[START]

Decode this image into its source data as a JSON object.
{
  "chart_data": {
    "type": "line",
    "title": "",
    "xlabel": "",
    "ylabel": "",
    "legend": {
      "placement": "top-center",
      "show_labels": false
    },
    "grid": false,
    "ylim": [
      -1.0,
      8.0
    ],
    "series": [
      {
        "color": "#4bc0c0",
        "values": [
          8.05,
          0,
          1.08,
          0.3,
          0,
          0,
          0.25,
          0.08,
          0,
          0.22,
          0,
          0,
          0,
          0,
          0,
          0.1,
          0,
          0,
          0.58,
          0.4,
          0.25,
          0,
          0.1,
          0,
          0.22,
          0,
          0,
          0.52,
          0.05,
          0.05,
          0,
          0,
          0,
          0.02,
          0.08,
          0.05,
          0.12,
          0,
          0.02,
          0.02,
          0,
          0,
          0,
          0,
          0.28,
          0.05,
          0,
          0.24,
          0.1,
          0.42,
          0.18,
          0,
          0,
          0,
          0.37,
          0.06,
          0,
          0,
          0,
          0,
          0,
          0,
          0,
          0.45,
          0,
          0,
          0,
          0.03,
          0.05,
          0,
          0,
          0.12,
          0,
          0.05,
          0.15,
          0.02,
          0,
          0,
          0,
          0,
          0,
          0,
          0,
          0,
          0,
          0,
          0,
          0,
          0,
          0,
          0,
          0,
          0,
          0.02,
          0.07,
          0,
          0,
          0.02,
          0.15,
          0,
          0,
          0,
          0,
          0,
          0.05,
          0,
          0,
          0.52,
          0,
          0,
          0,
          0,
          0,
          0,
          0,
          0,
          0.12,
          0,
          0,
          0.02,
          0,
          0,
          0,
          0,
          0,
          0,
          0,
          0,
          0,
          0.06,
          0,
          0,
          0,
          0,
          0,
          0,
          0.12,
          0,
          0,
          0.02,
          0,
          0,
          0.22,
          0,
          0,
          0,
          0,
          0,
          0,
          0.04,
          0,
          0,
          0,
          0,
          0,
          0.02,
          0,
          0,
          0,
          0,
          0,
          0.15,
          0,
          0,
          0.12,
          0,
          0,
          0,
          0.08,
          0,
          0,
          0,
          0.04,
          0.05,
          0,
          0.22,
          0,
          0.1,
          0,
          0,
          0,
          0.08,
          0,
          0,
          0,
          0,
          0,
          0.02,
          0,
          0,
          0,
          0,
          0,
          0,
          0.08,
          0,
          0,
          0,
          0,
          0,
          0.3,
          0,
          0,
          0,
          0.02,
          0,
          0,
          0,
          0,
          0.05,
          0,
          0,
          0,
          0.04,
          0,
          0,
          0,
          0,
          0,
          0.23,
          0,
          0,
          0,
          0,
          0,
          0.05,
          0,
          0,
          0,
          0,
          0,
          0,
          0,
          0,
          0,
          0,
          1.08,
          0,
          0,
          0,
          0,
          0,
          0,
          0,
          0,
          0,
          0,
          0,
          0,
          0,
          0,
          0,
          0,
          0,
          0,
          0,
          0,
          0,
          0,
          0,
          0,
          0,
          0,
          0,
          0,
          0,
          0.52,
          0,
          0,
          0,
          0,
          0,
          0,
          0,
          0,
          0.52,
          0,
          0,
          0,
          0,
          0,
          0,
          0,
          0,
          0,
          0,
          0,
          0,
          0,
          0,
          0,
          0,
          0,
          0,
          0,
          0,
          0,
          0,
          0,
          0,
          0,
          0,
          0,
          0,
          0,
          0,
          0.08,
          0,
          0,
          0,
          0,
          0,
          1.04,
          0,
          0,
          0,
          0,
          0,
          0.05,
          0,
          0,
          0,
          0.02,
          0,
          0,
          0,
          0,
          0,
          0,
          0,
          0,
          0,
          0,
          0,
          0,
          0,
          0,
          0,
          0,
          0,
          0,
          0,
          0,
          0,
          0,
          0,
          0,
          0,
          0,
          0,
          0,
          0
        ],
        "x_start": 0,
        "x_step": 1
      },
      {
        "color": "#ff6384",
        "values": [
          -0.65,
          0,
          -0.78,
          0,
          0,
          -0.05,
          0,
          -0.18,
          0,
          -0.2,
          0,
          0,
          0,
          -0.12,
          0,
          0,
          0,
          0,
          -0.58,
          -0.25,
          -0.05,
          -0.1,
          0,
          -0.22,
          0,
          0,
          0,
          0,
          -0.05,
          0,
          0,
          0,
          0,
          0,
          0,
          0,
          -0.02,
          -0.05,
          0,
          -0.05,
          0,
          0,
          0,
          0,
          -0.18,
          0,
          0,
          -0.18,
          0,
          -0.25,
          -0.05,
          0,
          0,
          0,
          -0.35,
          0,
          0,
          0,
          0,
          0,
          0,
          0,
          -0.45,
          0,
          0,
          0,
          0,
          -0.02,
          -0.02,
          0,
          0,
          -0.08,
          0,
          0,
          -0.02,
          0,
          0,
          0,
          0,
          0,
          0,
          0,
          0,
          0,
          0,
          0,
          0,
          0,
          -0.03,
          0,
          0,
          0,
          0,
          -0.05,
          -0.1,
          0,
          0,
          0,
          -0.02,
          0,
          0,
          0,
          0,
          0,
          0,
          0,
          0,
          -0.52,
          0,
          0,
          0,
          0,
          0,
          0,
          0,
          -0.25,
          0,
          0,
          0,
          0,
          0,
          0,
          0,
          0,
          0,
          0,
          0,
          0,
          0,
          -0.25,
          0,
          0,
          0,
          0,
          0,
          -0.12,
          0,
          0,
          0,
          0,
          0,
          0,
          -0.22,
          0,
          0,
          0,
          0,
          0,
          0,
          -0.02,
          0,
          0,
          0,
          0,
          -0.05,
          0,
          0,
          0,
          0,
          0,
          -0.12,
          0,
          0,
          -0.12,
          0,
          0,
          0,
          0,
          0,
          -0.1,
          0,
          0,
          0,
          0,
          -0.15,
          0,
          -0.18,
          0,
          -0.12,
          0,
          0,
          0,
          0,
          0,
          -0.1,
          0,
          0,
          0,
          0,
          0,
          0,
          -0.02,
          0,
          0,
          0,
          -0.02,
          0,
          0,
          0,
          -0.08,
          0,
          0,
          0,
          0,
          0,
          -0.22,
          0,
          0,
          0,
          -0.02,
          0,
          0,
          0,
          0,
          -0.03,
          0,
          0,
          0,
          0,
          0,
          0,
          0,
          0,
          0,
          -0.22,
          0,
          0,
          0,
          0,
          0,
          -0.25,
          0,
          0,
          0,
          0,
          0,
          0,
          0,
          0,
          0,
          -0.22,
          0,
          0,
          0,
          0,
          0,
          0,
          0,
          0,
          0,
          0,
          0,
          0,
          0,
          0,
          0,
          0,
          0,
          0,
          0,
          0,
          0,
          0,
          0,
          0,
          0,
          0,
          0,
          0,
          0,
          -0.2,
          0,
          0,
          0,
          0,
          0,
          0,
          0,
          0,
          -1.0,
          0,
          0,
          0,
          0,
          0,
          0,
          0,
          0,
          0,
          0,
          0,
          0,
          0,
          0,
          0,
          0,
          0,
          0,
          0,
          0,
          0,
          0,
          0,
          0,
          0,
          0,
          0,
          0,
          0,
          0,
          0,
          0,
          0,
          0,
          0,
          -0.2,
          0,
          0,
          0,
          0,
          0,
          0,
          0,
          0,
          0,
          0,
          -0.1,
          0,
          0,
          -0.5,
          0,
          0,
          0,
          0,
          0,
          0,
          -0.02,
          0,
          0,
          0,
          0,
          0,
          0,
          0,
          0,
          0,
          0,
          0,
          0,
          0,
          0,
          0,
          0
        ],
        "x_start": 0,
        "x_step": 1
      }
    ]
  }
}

[END]

OBJECTIVE → Each entry above needs to be retyped exactly.

ANSWER TO THE PROBLEM →
Decode this image into its source data as a JSON object.
{
  "chart_data": {
    "type": "line",
    "title": "",
    "xlabel": "",
    "ylabel": "",
    "legend": {
      "placement": "top-center",
      "show_labels": false
    },
    "grid": false,
    "ylim": [
      -1.0,
      8.0
    ],
    "series": [
      {
        "color": "#4bc0c0",
        "values": [
          8.05,
          0,
          1.08,
          0.3,
          0,
          0,
          0.25,
          0.08,
          0,
          0.22,
          0,
          0,
          0,
          0,
          0,
          0.1,
          0,
          0,
          0.58,
          0.4,
          0.25,
          0,
          0.1,
          0,
          0.22,
          0,
          0,
          0.52,
          0.05,
          0.05,
          0,
          0,
          0,
          0.02,
          0.08,
          0.05,
          0.12,
          0,
          0.02,
          0.02,
          0,
          0,
          0,
          0,
          0.28,
          0.05,
          0,
          0.24,
          0.1,
          0.42,
          0.18,
          0,
          0,
          0,
          0.37,
          0.06,
          0,
          0,
          0,
          0,
          0,
          0,
          0,
          0.45,
          0,
          0,
          0,
          0.03,
          0.05,
          0,
          0,
          0.12,
          0,
          0.05,
          0.15,
          0.02,
          0,
          0,
          0,
          0,
          0,
          0,
          0,
          0,
          0,
          0,
          0,
          0,
          0,
          0,
          0,
          0,
          0,
          0.02,
          0.07,
          0,
          0,
          0.02,
          0.15,
          0,
          0,
          0,
          0,
          0,
          0.05,
          0,
          0,
          0.52,
          0,
          0,
          0,
          0,
          0,
          0,
          0,
          0,
          0.12,
          0,
          0,
          0.02,
          0,
          0,
          0,
          0,
          0,
          0,
          0,
          0,
          0,
          0.06,
          0,
          0,
          0,
          0,
          0,
          0,
          0.12,
          0,
          0,
          0.02,
          0,
          0,
          0.22,
          0,
          0,
          0,
          0,
          0,
          0,
          0.04,
          0,
          0,
          0,
          0,
          0,
          0.02,
          0,
          0,
          0,
          0,
          0,
          0.15,
          0,
          0,
          0.12,
          0,
          0,
          0,
          0.08,
          0,
          0,
          0,
          0.04,
          0.05,
          0,
          0.22,
          0,
          0.1,
          0,
          0,
          0,
          0.08,
          0,
          0,
          0,
          0,
          0,
          0.02,
          0,
          0,
          0,
          0,
          0,
          0,
          0.08,
          0,
          0,
          0,
          0,
          0,
          0.3,
          0,
          0,
          0,
          0.02,
          0,
          0,
          0,
          0,
          0.05,
          0,
          0,
          0,
          0.04,
          0,
          0,
          0,
          0,
          0,
          0.23,
          0,
          0,
          0,
          0,
          0,
          0.05,
          0,
          0,
          0,
          0,
          0,
          0,
          0,
          0,
          0,
          0,
          1.08,
          0,
          0,
          0,
          0,
          0,
          0,
          0,
          0,
          0,
          0,
          0,
          0,
          0,
          0,
          0,
          0,
          0,
          0,
          0,
          0,
          0,
          0,
          0,
          0,
          0,
          0,
          0,
          0,
          0,
          0.52,
          0,
          0,
          0,
          0,
          0,
          0,
          0,
          0,
          0.52,
          0,
          0,
          0,
          0,
          0,
          0,
          0,
          0,
          0,
          0,
          0,
          0,
          0,
          0,
          0,
          0,
          0,
          0,
          0,
          0,
          0,
          0,
          0,
          0,
          0,
          0,
          0,
          0,
          0,
          0,
          0.08,
          0,
          0,
          0,
          0,
          0,
          1.04,
          0,
          0,
          0,
          0,
          0,
          0.05,
          0,
          0,
          0,
          0.02,
          0,
          0,
          0,
          0,
          0,
          0,
          0,
          0,
          0,
          0,
          0,
          0,
          0,
          0,
          0,
          0,
          0,
          0,
          0,
          0,
          0,
          0,
          0,
          0,
          0,
          0,
          0,
          0,
          0
        ],
        "x_start": 0,
        "x_step": 1
      },
      {
        "color": "#ff6384",
        "values": [
          -0.65,
          0,
          -0.78,
          0,
          0,
          -0.05,
          0,
          -0.18,
          0,
          -0.2,
          0,
          0,
          0,
          -0.12,
          0,
          0,
          0,
          0,
          -0.58,
          -0.25,
          -0.05,
          -0.1,
          0,
          -0.22,
          0,
          0,
          0,
          0,
          -0.05,
          0,
          0,
          0,
          0,
          0,
          0,
          0,
          -0.02,
          -0.05,
          0,
          -0.05,
          0,
          0,
          0,
          0,
          -0.18,
          0,
          0,
          -0.18,
          0,
          -0.25,
          -0.05,
          0,
          0,
          0,
          -0.35,
          0,
          0,
          0,
          0,
          0,
          0,
          0,
          -0.45,
          0,
          0,
          0,
          0,
          -0.02,
          -0.02,
          0,
          0,
          -0.08,
          0,
          0,
          -0.02,
          0,
          0,
          0,
          0,
          0,
          0,
          0,
          0,
          0,
          0,
          0,
          0,
          0,
          -0.03,
          0,
          0,
          0,
          0,
          -0.05,
          -0.1,
          0,
          0,
          0,
          -0.02,
          0,
          0,
          0,
          0,
          0,
          0,
          0,
          0,
          -0.52,
          0,
          0,
          0,
          0,
          0,
          0,
          0,
          -0.25,
          0,
          0,
          0,
          0,
          0,
          0,
          0,
          0,
          0,
          0,
          0,
          0,
          0,
          -0.25,
          0,
          0,
          0,
          0,
          0,
          -0.12,
          0,
          0,
          0,
          0,
          0,
          0,
          -0.22,
          0,
          0,
          0,
          0,
          0,
          0,
          -0.02,
          0,
          0,
          0,
          0,
          -0.05,
          0,
          0,
          0,
          0,
          0,
          -0.12,
          0,
          0,
          -0.12,
          0,
          0,
          0,
          0,
          0,
          -0.1,
          0,
          0,
          0,
          0,
          -0.15,
          0,
          -0.18,
          0,
          -0.12,
          0,
          0,
          0,
          0,
          0,
          -0.1,
          0,
          0,
          0,
          0,
          0,
          0,
          -0.02,
          0,
          0,
          0,
          -0.02,
          0,
          0,
          0,
          -0.08,
          0,
          0,
          0,
          0,
          0,
          -0.22,
          0,
          0,
          0,
          -0.02,
          0,
          0,
          0,
          0,
          -0.03,
          0,
          0,
          0,
          0,
          0,
          0,
          0,
          0,
          0,
          -0.22,
          0,
          0,
          0,
          0,
          0,
          -0.25,
          0,
          0,
          0,
          0,
          0,
          0,
          0,
          0,
          0,
          -0.22,
          0,
          0,
          0,
          0,
          0,
          0,
          0,
          0,
          0,
          0,
          0,
          0,
          0,
          0,
          0,
          0,
          0,
          0,
          0,
          0,
          0,
          0,
          0,
          0,
          0,
          0,
          0,
          0,
          0,
          -0.2,
          0,
          0,
          0,
          0,
          0,
          0,
          0,
          0,
          -1.0,
          0,
          0,
          0,
          0,
          0,
          0,
          0,
          0,
          0,
          0,
          0,
          0,
          0,
          0,
          0,
          0,
          0,
          0,
          0,
          0,
          0,
          0,
          0,
          0,
          0,
          0,
          0,
          0,
          0,
          0,
          0,
          0,
          0,
          0,
          0,
          -0.2,
          0,
          0,
          0,
          0,
          0,
          0,
          0,
          0,
          0,
          0,
          -0.1,
          0,
          0,
          -0.5,
          0,
          0,
          0,
          0,
          0,
          0,
          -0.02,
          0,
          0,
          0,
          0,
          0,
          0,
          0,
          0,
          0,
          0,
          0,
          0,
          0,
          0,
          0,
          0
        ],
        "x_start": 0,
        "x_step": 1
      }
    ]
  }
}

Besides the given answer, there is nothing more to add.